> [What the exercise asks] Restate all the material verbatim, except for the pictures.

> [Input for this task]
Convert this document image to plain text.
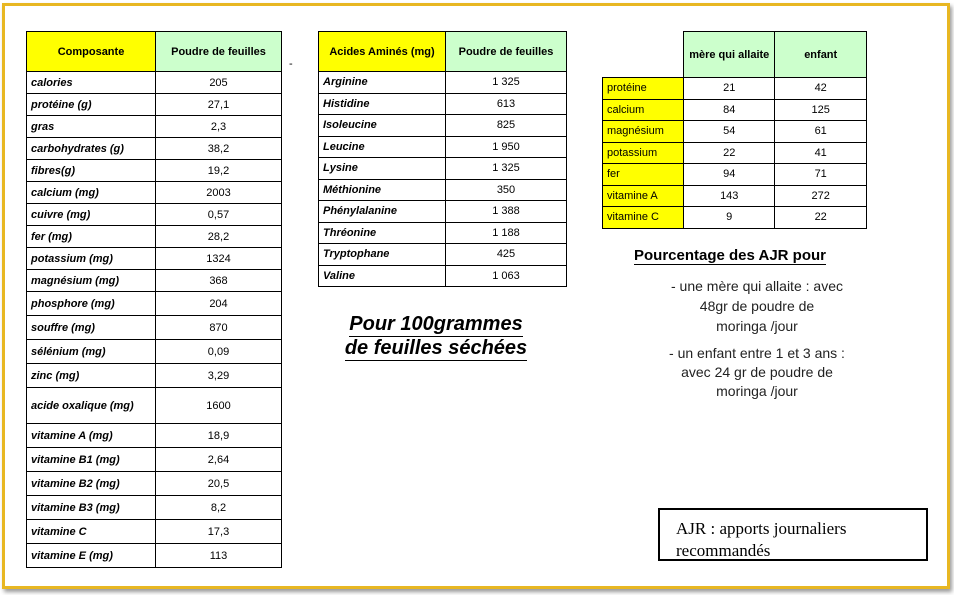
Composante	Poudre de feuilles
calories	205
protéine (g)	27,1
gras	2,3
carbohydrates (g)	38,2
fibres(g)	19,2
calcium (mg)	2003
cuivre (mg)	0,57
fer (mg)	28,2
potassium (mg)	1324
magnésium (mg)	368
phosphore (mg)	204
souffre (mg)	870
sélénium (mg)	0,09
zinc (mg)	3,29
acide oxalique (mg)	1600
vitamine A (mg)	18,9
vitamine B1 (mg)	2,64
vitamine B2 (mg)	20,5
vitamine B3 (mg)	8,2
vitamine C	17,3
vitamine E (mg)	113
-
Acides Aminés (mg)	Poudre de feuilles
Arginine	1 325
Histidine	613
Isoleucine	825
Leucine	1 950
Lysine	1 325
Méthionine	350
Phénylalanine	1 388
Thréonine	1 188
Tryptophane	425
Valine	1 063
	mère qui allaite	enfant
protéine	21	42
calcium	84	125
magnésium	54	61
potassium	22	41
fer	94	71
vitamine A	143	272
vitamine C	9	22
Pour 100grammes
de feuilles séchées
Pourcentage des AJR pour
- une mère qui allaite : avec
48gr de poudre de
moringa /jour
- un enfant entre 1 et 3 ans :
avec 24 gr de poudre de
moringa /jour
AJR : apports journaliers
recommandés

> [Solution]
Convert this document image to plain text.
Composante	Poudre de feuilles
calories	205
protéine (g)	27,1
gras	2,3
carbohydrates (g)	38,2
fibres(g)	19,2
calcium (mg)	2003
cuivre (mg)	0,57
fer (mg)	28,2
potassium (mg)	1324
magnésium (mg)	368
phosphore (mg)	204
souffre (mg)	870
sélénium (mg)	0,09
zinc (mg)	3,29
acide oxalique (mg)	1600
vitamine A (mg)	18,9
vitamine B1 (mg)	2,64
vitamine B2 (mg)	20,5
vitamine B3 (mg)	8,2
vitamine C	17,3
vitamine E (mg)	113
-
Acides Aminés (mg)	Poudre de feuilles
Arginine	1 325
Histidine	613
Isoleucine	825
Leucine	1 950
Lysine	1 325
Méthionine	350
Phénylalanine	1 388
Thréonine	1 188
Tryptophane	425
Valine	1 063
	mère qui allaite	enfant
protéine	21	42
calcium	84	125
magnésium	54	61
potassium	22	41
fer	94	71
vitamine A	143	272
vitamine C	9	22
Pour 100grammes
de feuilles séchées
Pourcentage des AJR pour
- une mère qui allaite : avec
48gr de poudre de
moringa /jour
- un enfant entre 1 et 3 ans :
avec 24 gr de poudre de
moringa /jour
AJR : apports journaliers
recommandés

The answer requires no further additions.